#### SET PROBLEM:
Note each line that includes the word "been". Copy those lines.
--- START OF INFORMATION SUPPLIED ---
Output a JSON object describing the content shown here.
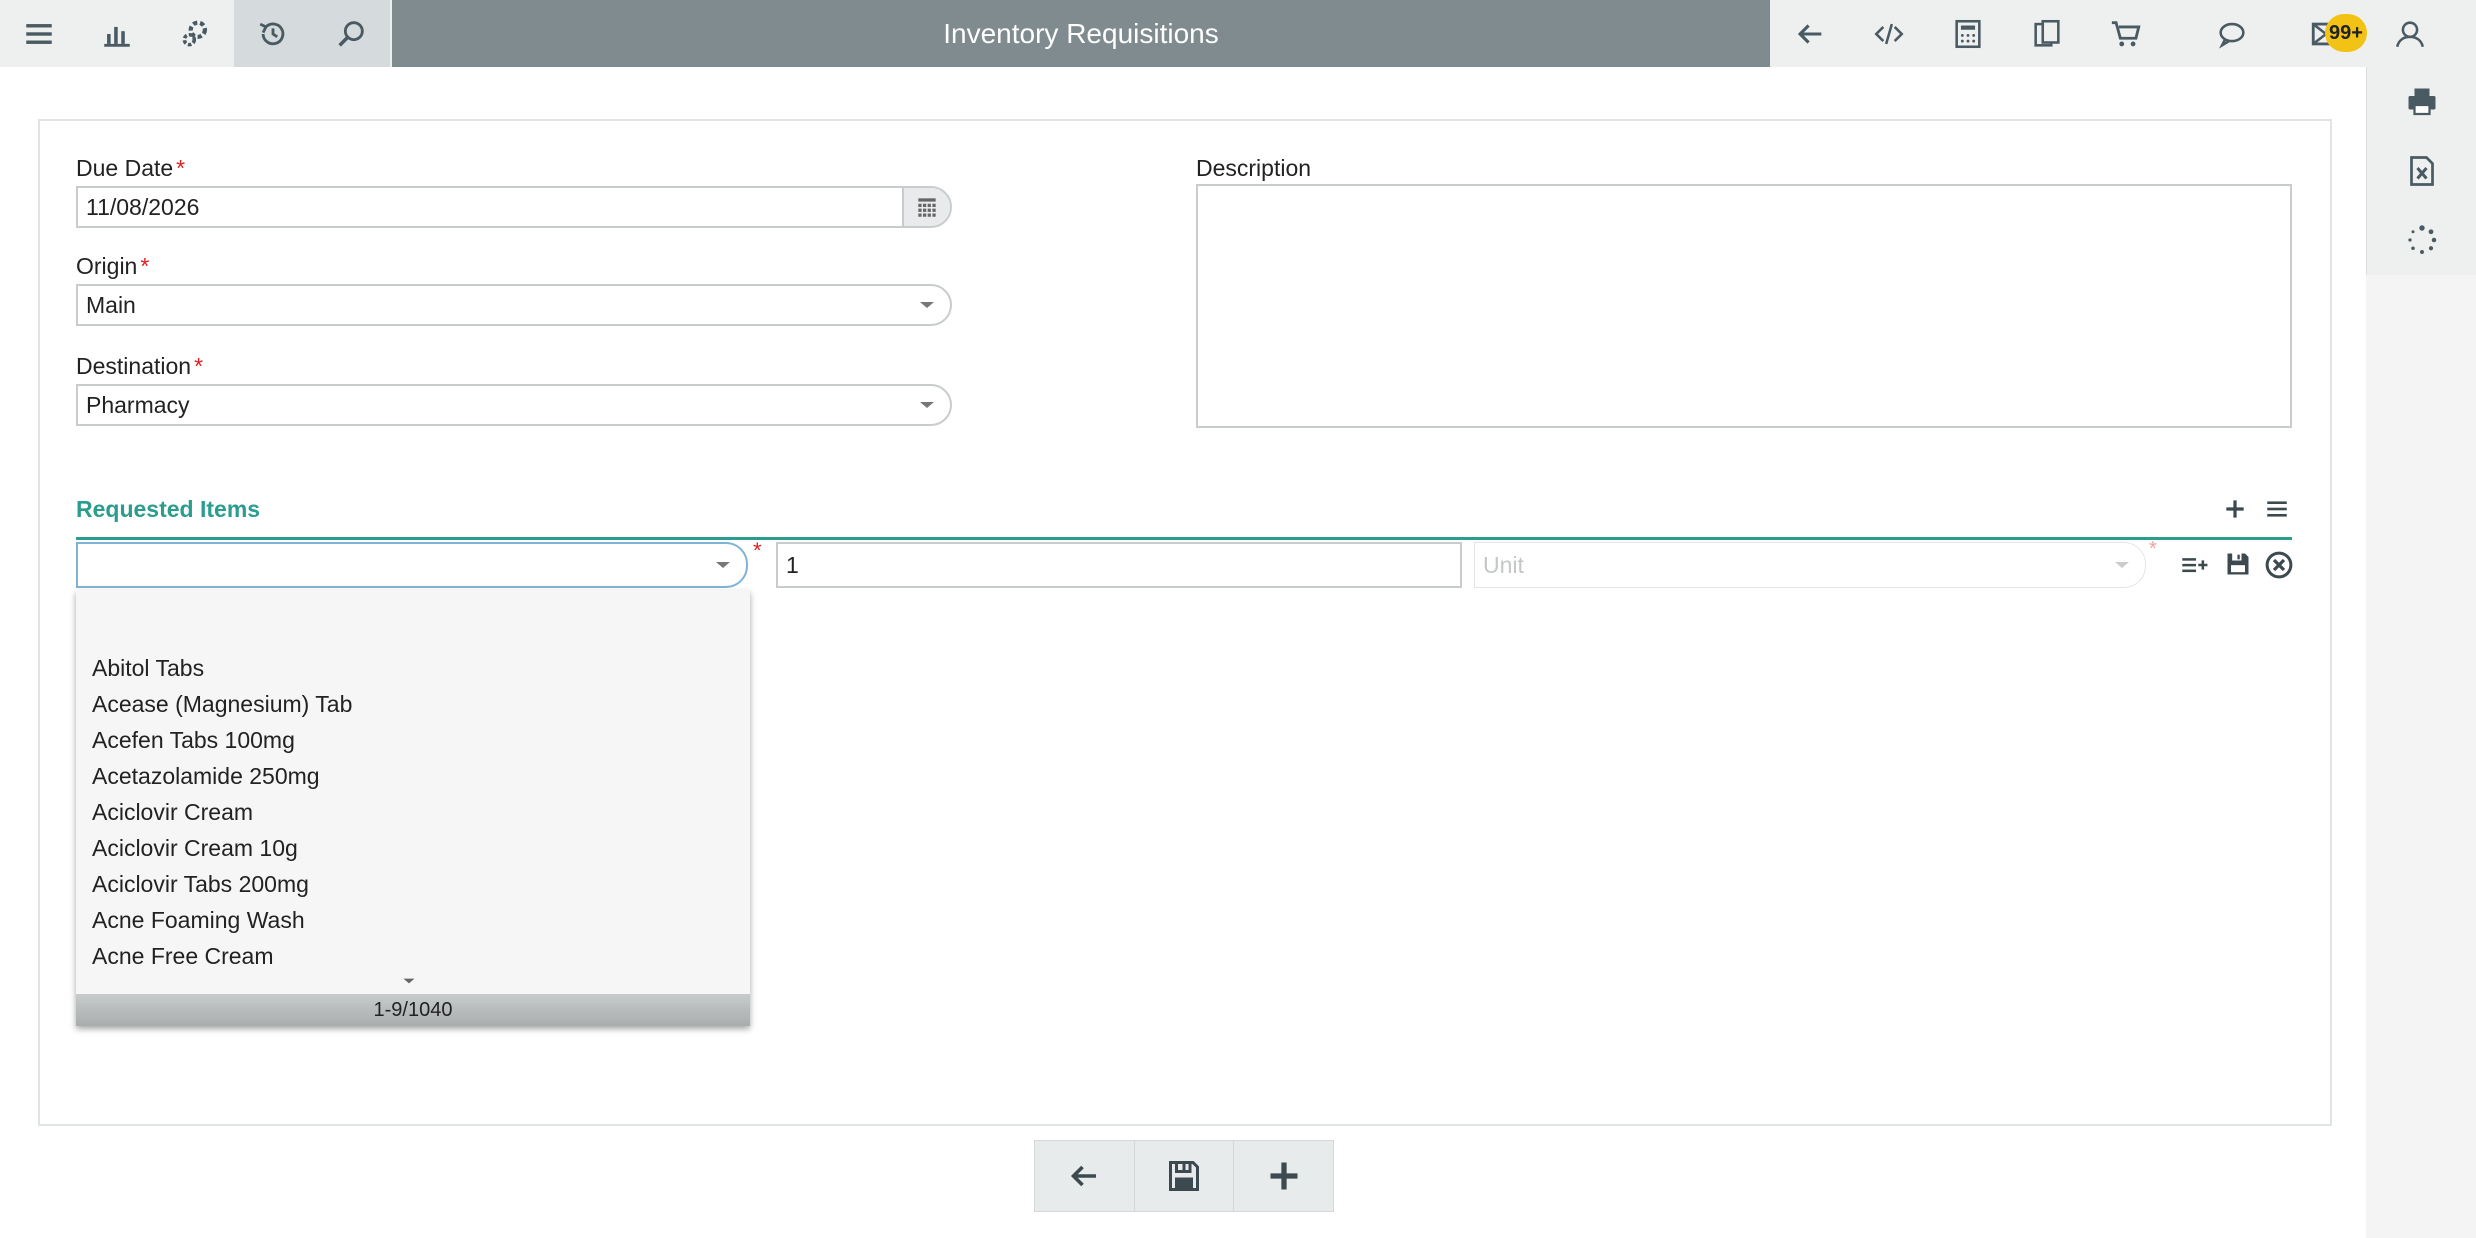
{
  "header": {
    "title": "Inventory Requisitions",
    "left_icons": [
      "menu-icon",
      "chart-icon",
      "settings-icon",
      "history-icon",
      "search-icon"
    ],
    "right_icons": [
      "back-icon",
      "code-icon",
      "calculator-icon",
      "copy-icon",
      "cart-icon"
    ],
    "far_icons": [
      "chat-icon",
      "mail-icon",
      "user-icon"
    ],
    "notification_count": "99+"
  },
  "side_tools": [
    "print-icon",
    "excel-icon",
    "loading-icon"
  ],
  "form": {
    "due_date_label": "Due Date",
    "due_date_value": "11/08/2026",
    "origin_label": "Origin",
    "origin_value": "Main",
    "destination_label": "Destination",
    "destination_value": "Pharmacy",
    "description_label": "Description",
    "required_mark": "*"
  },
  "requested_items": {
    "title": "Requested Items",
    "item_value": "",
    "quantity_value": "1",
    "unit_placeholder": "Unit"
  },
  "dropdown": {
    "items": [
      "Abitol Tabs",
      "Acease (Magnesium) Tab",
      "Acefen Tabs 100mg",
      "Acetazolamide 250mg",
      "Aciclovir Cream",
      "Aciclovir Cream 10g",
      "Aciclovir Tabs 200mg",
      "Acne Foaming Wash",
      "Acne Free Cream"
    ],
    "pager": "1-9/1040"
  },
  "colors": {
    "accent": "#2a9d8f",
    "topbar": "#7f8b8f",
    "badge": "#f2c315",
    "required": "#e02020"
  }
}
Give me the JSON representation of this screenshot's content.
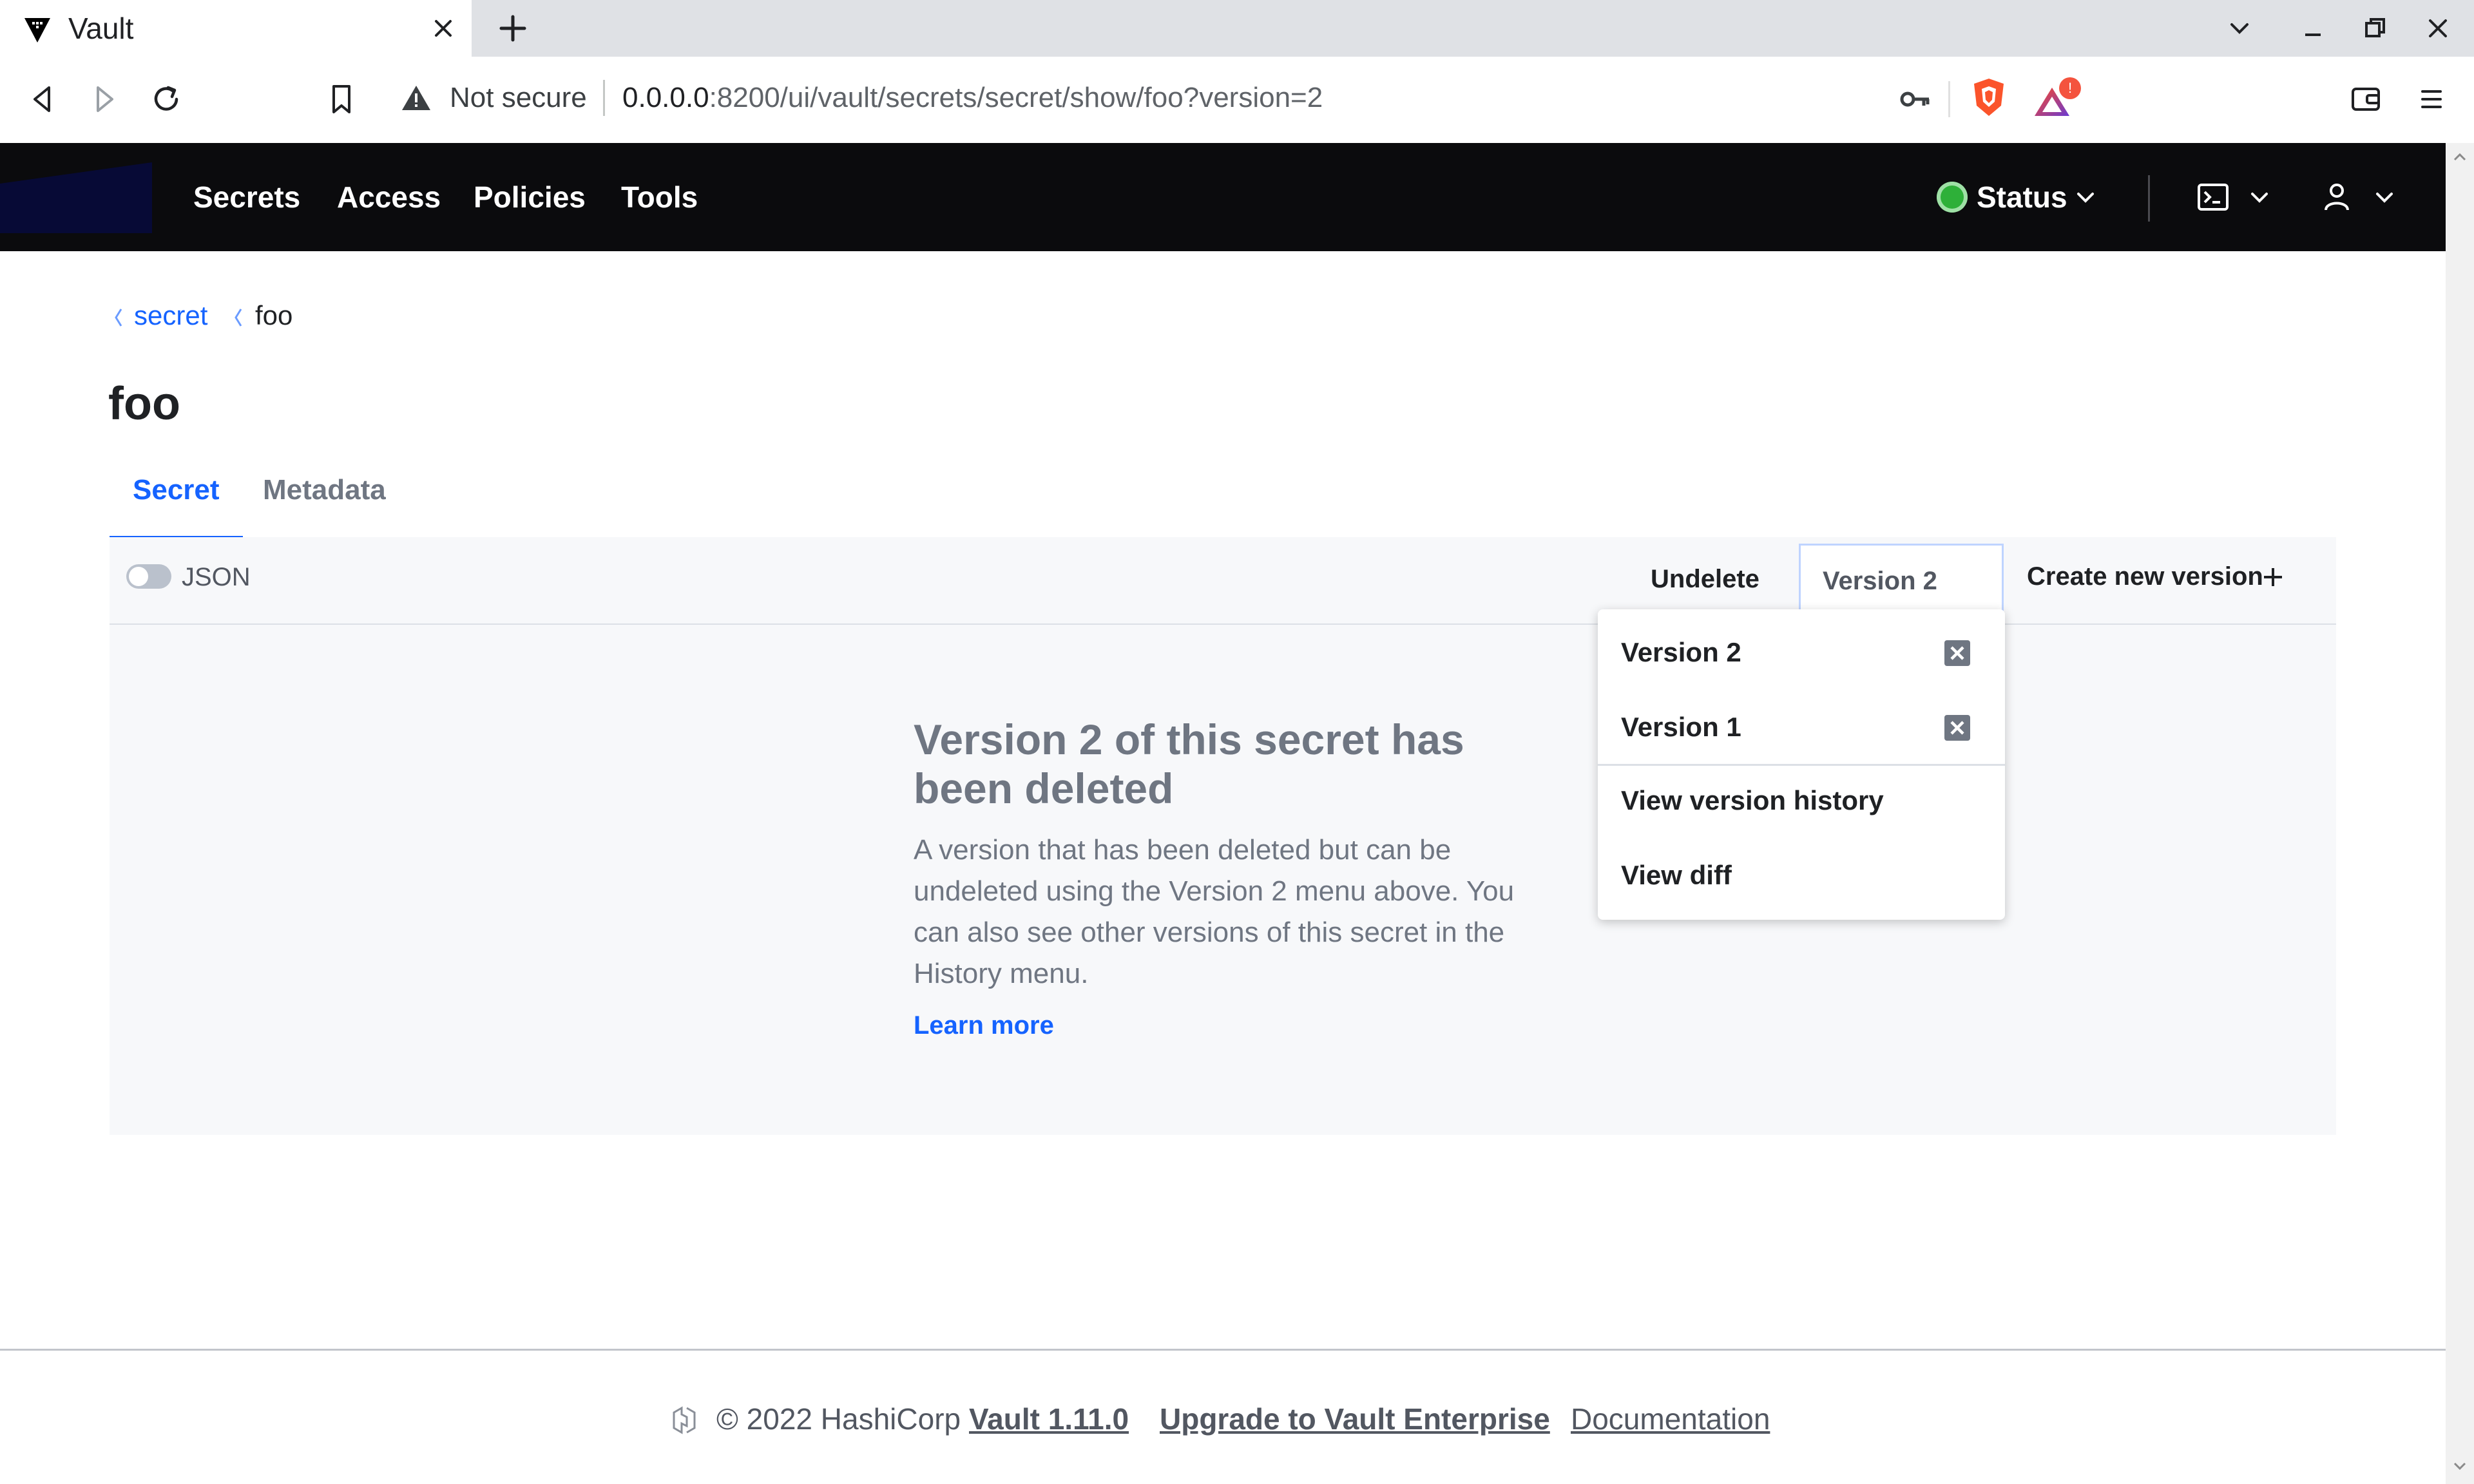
{
  "browser": {
    "tab_title": "Vault",
    "omnibox": {
      "security_label": "Not secure",
      "url_host": "0.0.0.0",
      "url_rest": ":8200/ui/vault/secrets/secret/show/foo?version=2",
      "rewards_badge": "!"
    }
  },
  "header": {
    "nav": [
      "Secrets",
      "Access",
      "Policies",
      "Tools"
    ],
    "status_label": "Status",
    "status_color": "#2eb039",
    "background": "#0b0b0d"
  },
  "breadcrumb": {
    "parent": "secret",
    "current": "foo"
  },
  "page": {
    "title": "foo",
    "tabs": [
      {
        "label": "Secret",
        "active": true
      },
      {
        "label": "Metadata",
        "active": false
      }
    ]
  },
  "toolbar": {
    "json_toggle_label": "JSON",
    "json_toggle_on": false,
    "undelete_label": "Undelete",
    "version_label": "Version 2",
    "create_label": "Create new version"
  },
  "version_menu": {
    "versions": [
      {
        "label": "Version 2",
        "deleted_icon": "close-box-icon"
      },
      {
        "label": "Version 1",
        "deleted_icon": "close-box-icon"
      }
    ],
    "history_label": "View version history",
    "diff_label": "View diff"
  },
  "empty_state": {
    "title": "Version 2 of this secret has been deleted",
    "body": "A version that has been deleted but can be undeleted using the Version 2 menu above. You can also see other versions of this secret in the History menu.",
    "link": "Learn more"
  },
  "footer": {
    "copyright": "© 2022 HashiCorp",
    "version": "Vault 1.11.0",
    "upgrade": "Upgrade to Vault Enterprise",
    "docs": "Documentation"
  },
  "colors": {
    "accent": "#1563ff",
    "muted_text": "#6f7682",
    "panel_bg": "#f7f8fa"
  }
}
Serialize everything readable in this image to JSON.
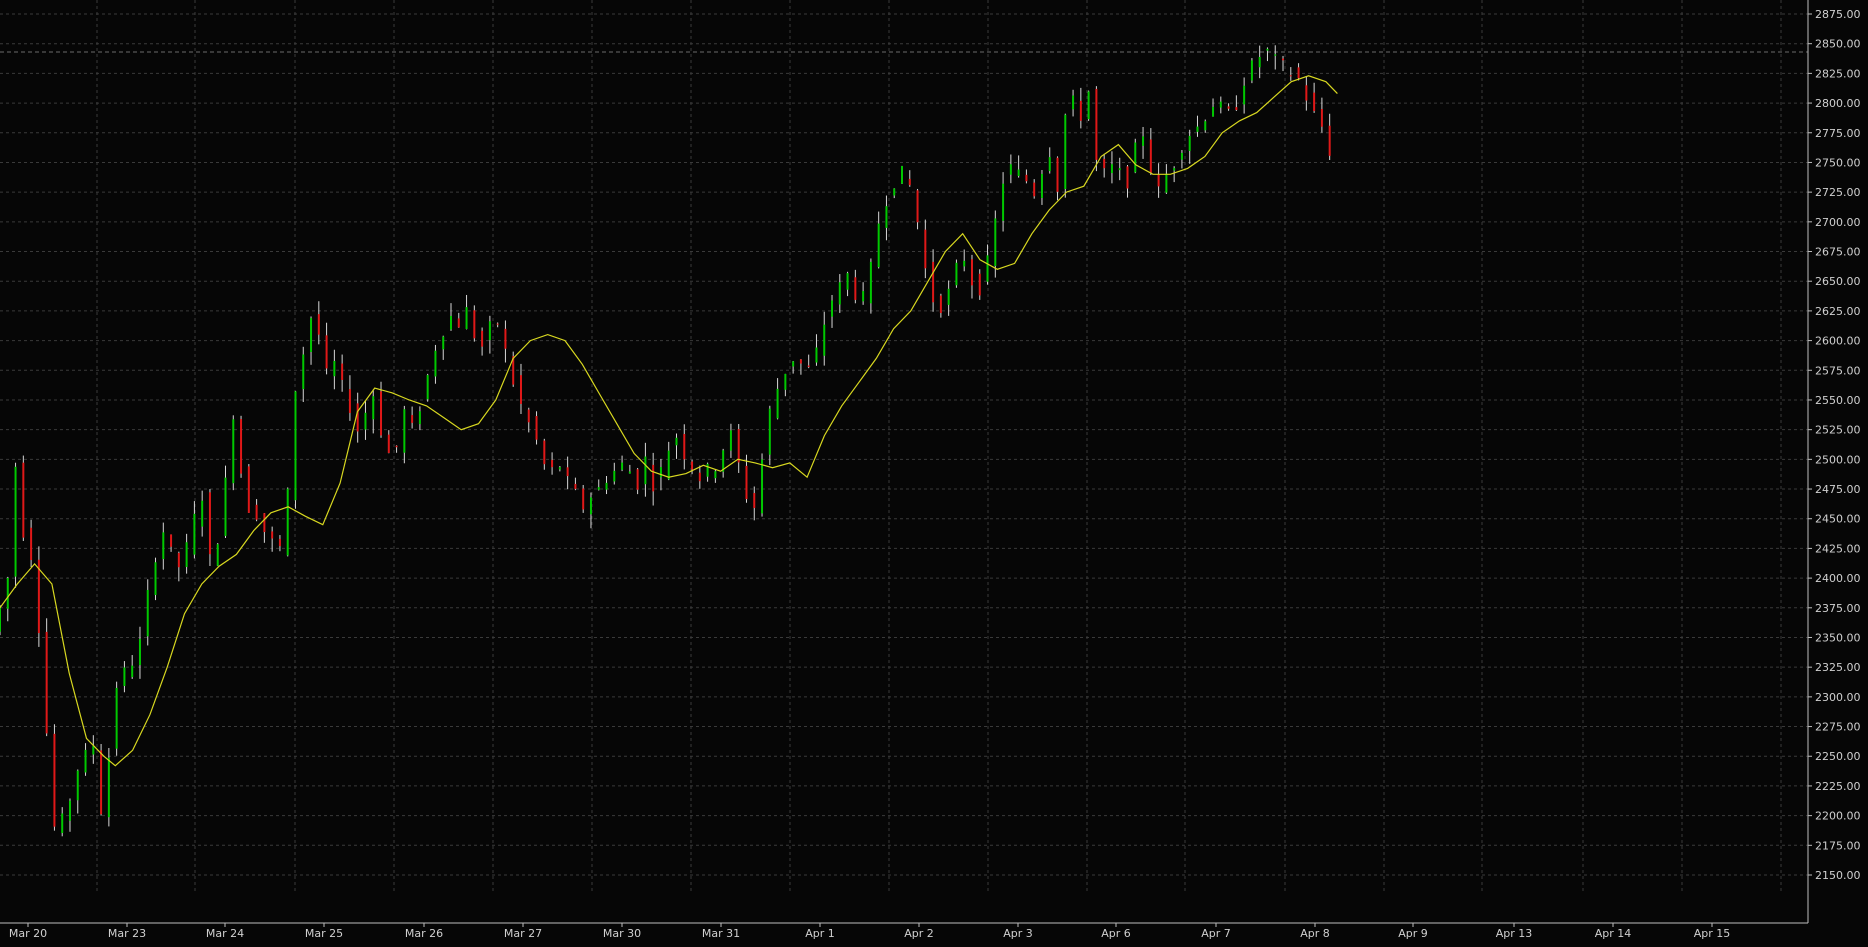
--- END OF INFORMATION SUPPLIED ---
#### WRITTEN RESPONSE:
    "title": "Version 2 of this secret has been deleted",
    "body": "A version that has been deleted but can be undeleted using the Version 2 menu above. You can also see other versions of this secret in the History menu.",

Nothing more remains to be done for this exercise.